= Raw records =

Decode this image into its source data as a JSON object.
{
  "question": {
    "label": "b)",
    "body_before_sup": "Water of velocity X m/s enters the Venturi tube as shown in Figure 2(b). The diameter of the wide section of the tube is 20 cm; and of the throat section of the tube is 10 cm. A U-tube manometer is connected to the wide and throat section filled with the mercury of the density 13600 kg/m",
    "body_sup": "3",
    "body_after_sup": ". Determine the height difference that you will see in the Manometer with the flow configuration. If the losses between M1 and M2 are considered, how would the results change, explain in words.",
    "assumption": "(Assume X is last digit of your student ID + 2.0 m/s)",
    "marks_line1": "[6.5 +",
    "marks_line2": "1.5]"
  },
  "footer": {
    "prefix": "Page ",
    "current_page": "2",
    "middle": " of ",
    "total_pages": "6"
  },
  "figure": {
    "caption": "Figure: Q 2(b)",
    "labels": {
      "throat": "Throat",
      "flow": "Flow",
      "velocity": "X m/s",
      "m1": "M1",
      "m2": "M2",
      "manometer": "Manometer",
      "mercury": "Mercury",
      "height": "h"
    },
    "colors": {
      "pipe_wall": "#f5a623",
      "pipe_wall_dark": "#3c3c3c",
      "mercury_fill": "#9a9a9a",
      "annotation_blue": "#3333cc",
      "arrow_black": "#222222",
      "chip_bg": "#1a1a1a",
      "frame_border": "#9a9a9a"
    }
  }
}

= Task description =
Send back each record exactly as it stands.

= Reply to the exercise =
Decode this image into its source data as a JSON object.
{
  "question": {
    "label": "b)",
    "body_before_sup": "Water of velocity X m/s enters the Venturi tube as shown in Figure 2(b). The diameter of the wide section of the tube is 20 cm; and of the throat section of the tube is 10 cm. A U-tube manometer is connected to the wide and throat section filled with the mercury of the density 13600 kg/m",
    "body_sup": "3",
    "body_after_sup": ". Determine the height difference that you will see in the Manometer with the flow configuration. If the losses between M1 and M2 are considered, how would the results change, explain in words.",
    "assumption": "(Assume X is last digit of your student ID + 2.0 m/s)",
    "marks_line1": "[6.5 +",
    "marks_line2": "1.5]"
  },
  "footer": {
    "prefix": "Page ",
    "current_page": "2",
    "middle": " of ",
    "total_pages": "6"
  },
  "figure": {
    "caption": "Figure: Q 2(b)",
    "labels": {
      "throat": "Throat",
      "flow": "Flow",
      "velocity": "X m/s",
      "m1": "M1",
      "m2": "M2",
      "manometer": "Manometer",
      "mercury": "Mercury",
      "height": "h"
    },
    "colors": {
      "pipe_wall": "#f5a623",
      "pipe_wall_dark": "#3c3c3c",
      "mercury_fill": "#9a9a9a",
      "annotation_blue": "#3333cc",
      "arrow_black": "#222222",
      "chip_bg": "#1a1a1a",
      "frame_border": "#9a9a9a"
    }
  }
}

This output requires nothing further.